Return each line of the records with nothing changed, pictures excepted.

**Provided data:**
..........

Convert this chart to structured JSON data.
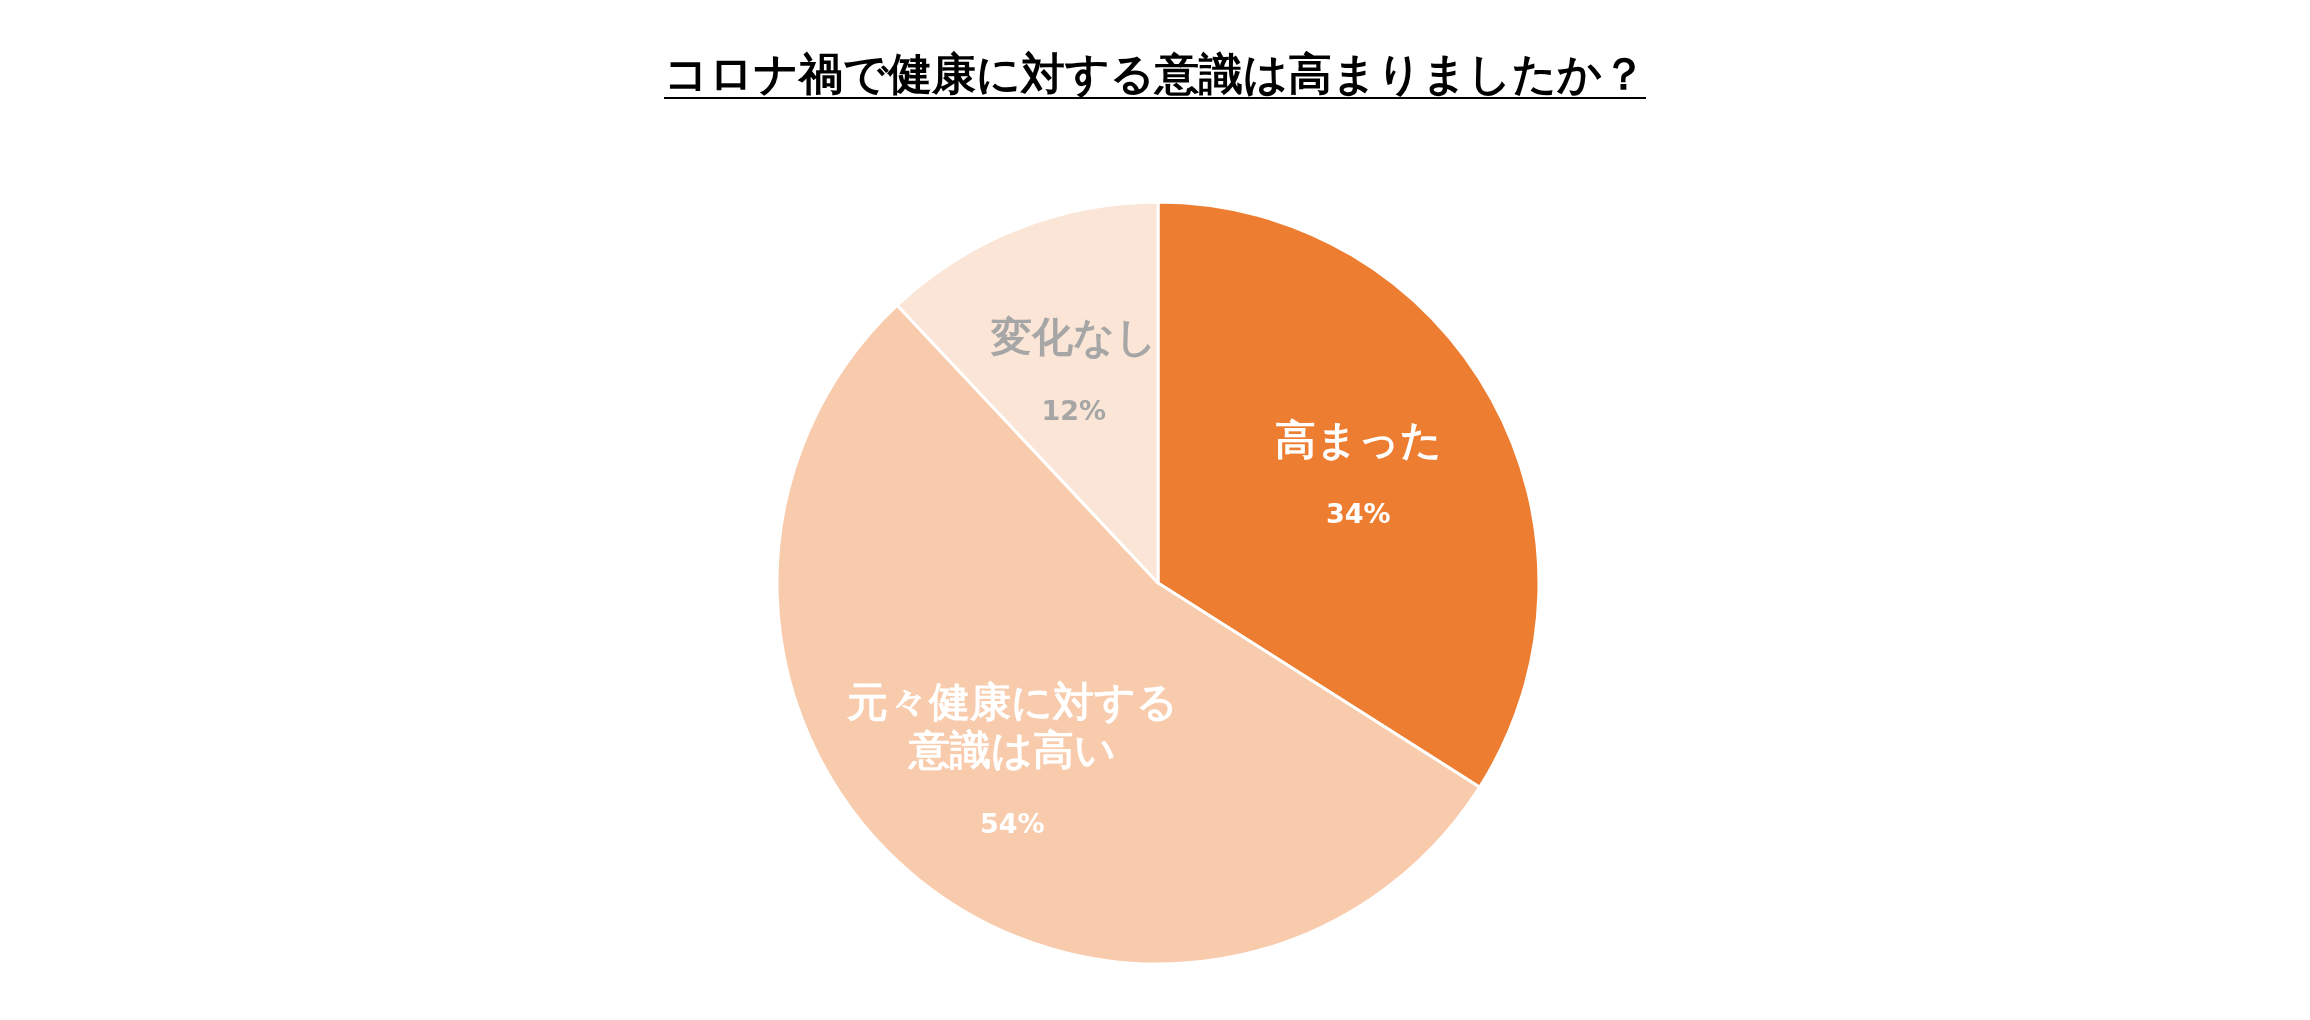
{
  "chart_data": {
    "type": "pie",
    "title": "コロナ禍で健康に対する意識は高まりましたか？",
    "categories": [
      "高まった",
      "元々健康に対する意識は高い",
      "変化なし"
    ],
    "values": [
      34,
      54,
      12
    ],
    "value_labels": [
      "34%",
      "54%",
      "12%"
    ],
    "colors": [
      "#ed7d31",
      "#f8cbad",
      "#fbe5d6"
    ]
  }
}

..........

**Solution:**
Convert this chart to structured JSON data.
{
  "chart_data": {
    "type": "pie",
    "title": "コロナ禍で健康に対する意識は高まりましたか？",
    "categories": [
      "高まった",
      "元々健康に対する意識は高い",
      "変化なし"
    ],
    "values": [
      34,
      54,
      12
    ],
    "value_labels": [
      "34%",
      "54%",
      "12%"
    ],
    "colors": [
      "#ed7d31",
      "#f8cbad",
      "#fbe5d6"
    ]
  }
}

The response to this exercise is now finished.